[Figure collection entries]
━━━━━━━━━━━━━━━━
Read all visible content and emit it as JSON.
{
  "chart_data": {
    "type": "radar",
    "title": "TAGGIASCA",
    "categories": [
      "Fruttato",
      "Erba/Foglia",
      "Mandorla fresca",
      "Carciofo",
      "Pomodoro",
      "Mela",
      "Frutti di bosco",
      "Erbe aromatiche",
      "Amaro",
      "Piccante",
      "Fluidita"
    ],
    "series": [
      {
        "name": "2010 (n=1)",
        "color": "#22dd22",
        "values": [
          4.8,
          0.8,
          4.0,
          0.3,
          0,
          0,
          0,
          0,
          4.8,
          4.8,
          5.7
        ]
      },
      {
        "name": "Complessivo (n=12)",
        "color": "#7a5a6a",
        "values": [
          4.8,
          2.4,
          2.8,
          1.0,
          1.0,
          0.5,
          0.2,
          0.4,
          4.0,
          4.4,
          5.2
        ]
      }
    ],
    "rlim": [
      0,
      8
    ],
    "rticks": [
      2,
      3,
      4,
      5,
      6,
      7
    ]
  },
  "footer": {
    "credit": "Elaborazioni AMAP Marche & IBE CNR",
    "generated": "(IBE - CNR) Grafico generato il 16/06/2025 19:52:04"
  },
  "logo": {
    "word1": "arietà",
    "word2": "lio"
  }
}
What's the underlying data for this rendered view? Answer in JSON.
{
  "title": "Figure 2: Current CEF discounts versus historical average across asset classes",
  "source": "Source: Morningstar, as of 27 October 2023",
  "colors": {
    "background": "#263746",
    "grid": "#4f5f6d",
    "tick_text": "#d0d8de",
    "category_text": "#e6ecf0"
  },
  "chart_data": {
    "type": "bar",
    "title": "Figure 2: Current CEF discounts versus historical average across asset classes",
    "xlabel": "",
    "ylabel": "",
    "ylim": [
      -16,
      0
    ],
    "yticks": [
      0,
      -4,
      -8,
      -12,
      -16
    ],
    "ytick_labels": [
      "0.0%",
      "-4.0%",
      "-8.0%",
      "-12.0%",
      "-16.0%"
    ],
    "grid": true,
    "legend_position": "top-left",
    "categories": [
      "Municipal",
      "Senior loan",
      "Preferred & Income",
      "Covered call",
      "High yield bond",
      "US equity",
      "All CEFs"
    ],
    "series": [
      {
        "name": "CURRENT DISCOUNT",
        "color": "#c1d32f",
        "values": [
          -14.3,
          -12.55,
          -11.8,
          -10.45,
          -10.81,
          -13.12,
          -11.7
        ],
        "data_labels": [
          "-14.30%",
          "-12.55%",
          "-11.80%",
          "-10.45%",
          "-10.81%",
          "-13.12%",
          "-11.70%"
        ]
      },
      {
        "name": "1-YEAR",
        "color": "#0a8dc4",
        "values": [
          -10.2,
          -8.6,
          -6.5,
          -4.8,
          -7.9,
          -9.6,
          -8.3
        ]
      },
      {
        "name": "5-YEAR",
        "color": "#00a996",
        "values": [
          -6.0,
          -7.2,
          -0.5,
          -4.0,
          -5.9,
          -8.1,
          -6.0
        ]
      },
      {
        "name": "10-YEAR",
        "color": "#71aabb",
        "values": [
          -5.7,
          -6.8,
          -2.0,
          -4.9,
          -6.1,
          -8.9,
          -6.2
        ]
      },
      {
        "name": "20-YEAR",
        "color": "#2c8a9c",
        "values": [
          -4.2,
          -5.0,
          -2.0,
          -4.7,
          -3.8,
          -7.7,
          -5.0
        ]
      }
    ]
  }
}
━━━━━━━━━━━━━━━━
Write out the entire listing exactly.

— Response for this exercise —
Read all visible content and emit it as JSON.
{
  "chart_data": {
    "type": "radar",
    "title": "TAGGIASCA",
    "categories": [
      "Fruttato",
      "Erba/Foglia",
      "Mandorla fresca",
      "Carciofo",
      "Pomodoro",
      "Mela",
      "Frutti di bosco",
      "Erbe aromatiche",
      "Amaro",
      "Piccante",
      "Fluidita"
    ],
    "series": [
      {
        "name": "2010 (n=1)",
        "color": "#22dd22",
        "values": [
          4.8,
          0.8,
          4.0,
          0.3,
          0,
          0,
          0,
          0,
          4.8,
          4.8,
          5.7
        ]
      },
      {
        "name": "Complessivo (n=12)",
        "color": "#7a5a6a",
        "values": [
          4.8,
          2.4,
          2.8,
          1.0,
          1.0,
          0.5,
          0.2,
          0.4,
          4.0,
          4.4,
          5.2
        ]
      }
    ],
    "rlim": [
      0,
      8
    ],
    "rticks": [
      2,
      3,
      4,
      5,
      6,
      7
    ]
  },
  "footer": {
    "credit": "Elaborazioni AMAP Marche & IBE CNR",
    "generated": "(IBE - CNR) Grafico generato il 16/06/2025 19:52:04"
  },
  "logo": {
    "word1": "arietà",
    "word2": "lio"
  }
}
What's the underlying data for this rendered view? Answer in JSON.
{
  "title": "Figure 2: Current CEF discounts versus historical average across asset classes",
  "source": "Source: Morningstar, as of 27 October 2023",
  "colors": {
    "background": "#263746",
    "grid": "#4f5f6d",
    "tick_text": "#d0d8de",
    "category_text": "#e6ecf0"
  },
  "chart_data": {
    "type": "bar",
    "title": "Figure 2: Current CEF discounts versus historical average across asset classes",
    "xlabel": "",
    "ylabel": "",
    "ylim": [
      -16,
      0
    ],
    "yticks": [
      0,
      -4,
      -8,
      -12,
      -16
    ],
    "ytick_labels": [
      "0.0%",
      "-4.0%",
      "-8.0%",
      "-12.0%",
      "-16.0%"
    ],
    "grid": true,
    "legend_position": "top-left",
    "categories": [
      "Municipal",
      "Senior loan",
      "Preferred & Income",
      "Covered call",
      "High yield bond",
      "US equity",
      "All CEFs"
    ],
    "series": [
      {
        "name": "CURRENT DISCOUNT",
        "color": "#c1d32f",
        "values": [
          -14.3,
          -12.55,
          -11.8,
          -10.45,
          -10.81,
          -13.12,
          -11.7
        ],
        "data_labels": [
          "-14.30%",
          "-12.55%",
          "-11.80%",
          "-10.45%",
          "-10.81%",
          "-13.12%",
          "-11.70%"
        ]
      },
      {
        "name": "1-YEAR",
        "color": "#0a8dc4",
        "values": [
          -10.2,
          -8.6,
          -6.5,
          -4.8,
          -7.9,
          -9.6,
          -8.3
        ]
      },
      {
        "name": "5-YEAR",
        "color": "#00a996",
        "values": [
          -6.0,
          -7.2,
          -0.5,
          -4.0,
          -5.9,
          -8.1,
          -6.0
        ]
      },
      {
        "name": "10-YEAR",
        "color": "#71aabb",
        "values": [
          -5.7,
          -6.8,
          -2.0,
          -4.9,
          -6.1,
          -8.9,
          -6.2
        ]
      },
      {
        "name": "20-YEAR",
        "color": "#2c8a9c",
        "values": [
          -4.2,
          -5.0,
          -2.0,
          -4.7,
          -3.8,
          -7.7,
          -5.0
        ]
      }
    ]
  }
}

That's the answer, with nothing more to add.